To do:
A. Write out the Dirty Business review word for word, from "Channel 4’s Dirty" up to and including "hard to believe.".
B. Continue the Dirty Business review from the point where it stops.
START Page extract
Dirty Business

Dirty Business, Channel 4 - Surfers Against Sewage

Channel 4’s Dirty Business is essential viewing  highlighting the sewage scandal in the most brilliant and brutal terms. Thank you Surfers Against Sewage. 

It’s the stench that hits first. Jumper-covered hands clamp quickly over gagging mouths and noses, acting as impromptu masks, but still that unmistakeable smell finds it way through.  Then we see the root of it- raw sewage spilling down the road leading to our local break. The timing of it feels almost laughable. A few days earlier South West Water had sent out an ill-timed mailer justifying their latest price hikes. There were bold claims alleging to a year of ‘reduced storm overflow spills’  – which anyone who has been within sight or smell of them fully understands is a mix of sewage and surface water, and anyone who has the SAS App* which has been blowing up with sewage alerts all year would find hard to believe.
END Page extract
START Exercise data
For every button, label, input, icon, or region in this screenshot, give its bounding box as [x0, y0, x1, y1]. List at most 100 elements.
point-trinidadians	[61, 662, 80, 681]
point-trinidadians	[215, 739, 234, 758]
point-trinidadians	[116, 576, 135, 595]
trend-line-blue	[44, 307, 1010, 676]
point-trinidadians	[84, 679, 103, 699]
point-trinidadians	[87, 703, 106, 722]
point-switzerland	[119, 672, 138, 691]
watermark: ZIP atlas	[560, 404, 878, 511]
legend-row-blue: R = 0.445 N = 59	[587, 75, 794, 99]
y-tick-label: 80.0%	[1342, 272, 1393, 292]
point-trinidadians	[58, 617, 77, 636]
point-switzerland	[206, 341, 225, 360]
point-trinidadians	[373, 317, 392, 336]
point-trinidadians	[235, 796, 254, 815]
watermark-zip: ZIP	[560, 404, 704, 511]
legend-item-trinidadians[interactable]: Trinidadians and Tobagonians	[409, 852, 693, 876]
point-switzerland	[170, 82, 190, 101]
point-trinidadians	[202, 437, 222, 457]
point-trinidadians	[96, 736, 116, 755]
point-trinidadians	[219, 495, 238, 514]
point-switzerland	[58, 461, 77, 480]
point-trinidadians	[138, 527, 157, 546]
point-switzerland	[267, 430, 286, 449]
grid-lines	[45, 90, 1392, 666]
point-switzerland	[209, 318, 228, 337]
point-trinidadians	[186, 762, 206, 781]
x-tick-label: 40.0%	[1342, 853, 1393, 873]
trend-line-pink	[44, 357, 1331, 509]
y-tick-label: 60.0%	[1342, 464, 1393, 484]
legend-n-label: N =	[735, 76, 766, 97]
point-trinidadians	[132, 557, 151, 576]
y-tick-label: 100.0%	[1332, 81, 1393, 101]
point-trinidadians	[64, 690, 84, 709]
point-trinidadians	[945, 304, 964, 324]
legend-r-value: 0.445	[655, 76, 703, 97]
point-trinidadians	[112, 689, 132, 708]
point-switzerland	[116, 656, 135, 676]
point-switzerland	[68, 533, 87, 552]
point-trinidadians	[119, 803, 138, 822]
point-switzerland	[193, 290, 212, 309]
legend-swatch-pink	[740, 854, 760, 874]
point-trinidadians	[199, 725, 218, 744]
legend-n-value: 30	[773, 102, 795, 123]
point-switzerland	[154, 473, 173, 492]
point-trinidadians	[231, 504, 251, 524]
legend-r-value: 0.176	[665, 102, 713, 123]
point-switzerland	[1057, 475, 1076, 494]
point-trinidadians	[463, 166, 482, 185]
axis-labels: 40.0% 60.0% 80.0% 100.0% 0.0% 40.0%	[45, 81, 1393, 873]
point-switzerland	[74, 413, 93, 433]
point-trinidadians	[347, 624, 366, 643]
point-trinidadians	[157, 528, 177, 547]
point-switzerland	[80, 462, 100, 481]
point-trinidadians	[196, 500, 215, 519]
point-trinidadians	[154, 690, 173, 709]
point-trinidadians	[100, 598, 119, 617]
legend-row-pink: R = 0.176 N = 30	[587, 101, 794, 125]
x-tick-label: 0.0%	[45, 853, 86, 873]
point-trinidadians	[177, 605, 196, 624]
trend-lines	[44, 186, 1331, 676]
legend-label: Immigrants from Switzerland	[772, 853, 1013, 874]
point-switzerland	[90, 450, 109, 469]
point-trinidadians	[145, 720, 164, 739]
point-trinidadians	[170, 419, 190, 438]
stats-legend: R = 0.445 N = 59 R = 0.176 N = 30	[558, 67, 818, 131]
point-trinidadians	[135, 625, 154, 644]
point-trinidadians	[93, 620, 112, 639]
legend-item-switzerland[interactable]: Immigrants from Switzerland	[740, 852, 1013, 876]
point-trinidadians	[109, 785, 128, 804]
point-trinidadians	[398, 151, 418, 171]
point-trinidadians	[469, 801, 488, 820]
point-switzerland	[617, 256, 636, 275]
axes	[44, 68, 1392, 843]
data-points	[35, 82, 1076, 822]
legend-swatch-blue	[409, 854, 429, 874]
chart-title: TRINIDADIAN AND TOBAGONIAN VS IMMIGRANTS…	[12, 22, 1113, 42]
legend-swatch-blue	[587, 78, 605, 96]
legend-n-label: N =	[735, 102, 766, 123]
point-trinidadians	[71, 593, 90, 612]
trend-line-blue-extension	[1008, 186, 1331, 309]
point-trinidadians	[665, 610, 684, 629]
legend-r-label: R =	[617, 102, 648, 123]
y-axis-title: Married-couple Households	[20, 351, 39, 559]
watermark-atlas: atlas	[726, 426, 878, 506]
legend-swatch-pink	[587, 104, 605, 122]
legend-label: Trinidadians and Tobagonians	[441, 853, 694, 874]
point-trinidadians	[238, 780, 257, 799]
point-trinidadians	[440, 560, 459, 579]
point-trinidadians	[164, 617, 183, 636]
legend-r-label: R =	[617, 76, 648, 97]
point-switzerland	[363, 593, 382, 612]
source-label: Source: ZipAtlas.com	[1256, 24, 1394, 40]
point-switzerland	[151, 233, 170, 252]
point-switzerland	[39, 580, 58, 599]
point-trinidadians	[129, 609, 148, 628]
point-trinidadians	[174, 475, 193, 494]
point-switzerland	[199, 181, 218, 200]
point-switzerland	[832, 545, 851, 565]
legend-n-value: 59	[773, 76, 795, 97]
END Exercise data
Responses in order:
A.
Channel 4’s Dirty Business is essential viewing  highlighting the sewage scandal in the most brilliant and brutal terms. Thank you Surfers Against Sewage. 

It’s the stench that hits first. Jumper-covered hands clamp quickly over gagging mouths and noses, acting as impromptu masks, but still that unmistakeable smell finds it way through.  Then we see the root of it- raw sewage spilling down the road leading to our local break. The timing of it feels almost laughable. A few days earlier South West Water had sent out an ill-timed mailer justifying their latest price hikes. There were bold claims alleging to a year of ‘reduced storm overflow spills’  – which anyone who has been within sight or smell of them fully understands is a mix of sewage and surface water, and anyone who has the SAS App* which has been blowing up with sewage alerts all year would find hard to believe.

B.
In fact, new data from Surfers Against Sewage reveals that 124,717 hours of sewage poured into England’s bathing waters in 2025, with 1,236 people reporting sickness after using the water. 74% cases were recorded at bathing waters classified by the Environment Agency as ‘good’ or ‘excellent.’ So far in 2026, English water companies have dumped sewage into bathing waters for 46,141 hours. 

That South West Water mailer had felt particularly ill-advised given that we’d all spent the week glued to Dirty Business the must-see Channel 4 docu-drama highlighting the true cost of the sewage scandal that has been allowed to continue unabated by a profit-first water industry and an Environment Agency that seems to have forgotten itself and its purpose.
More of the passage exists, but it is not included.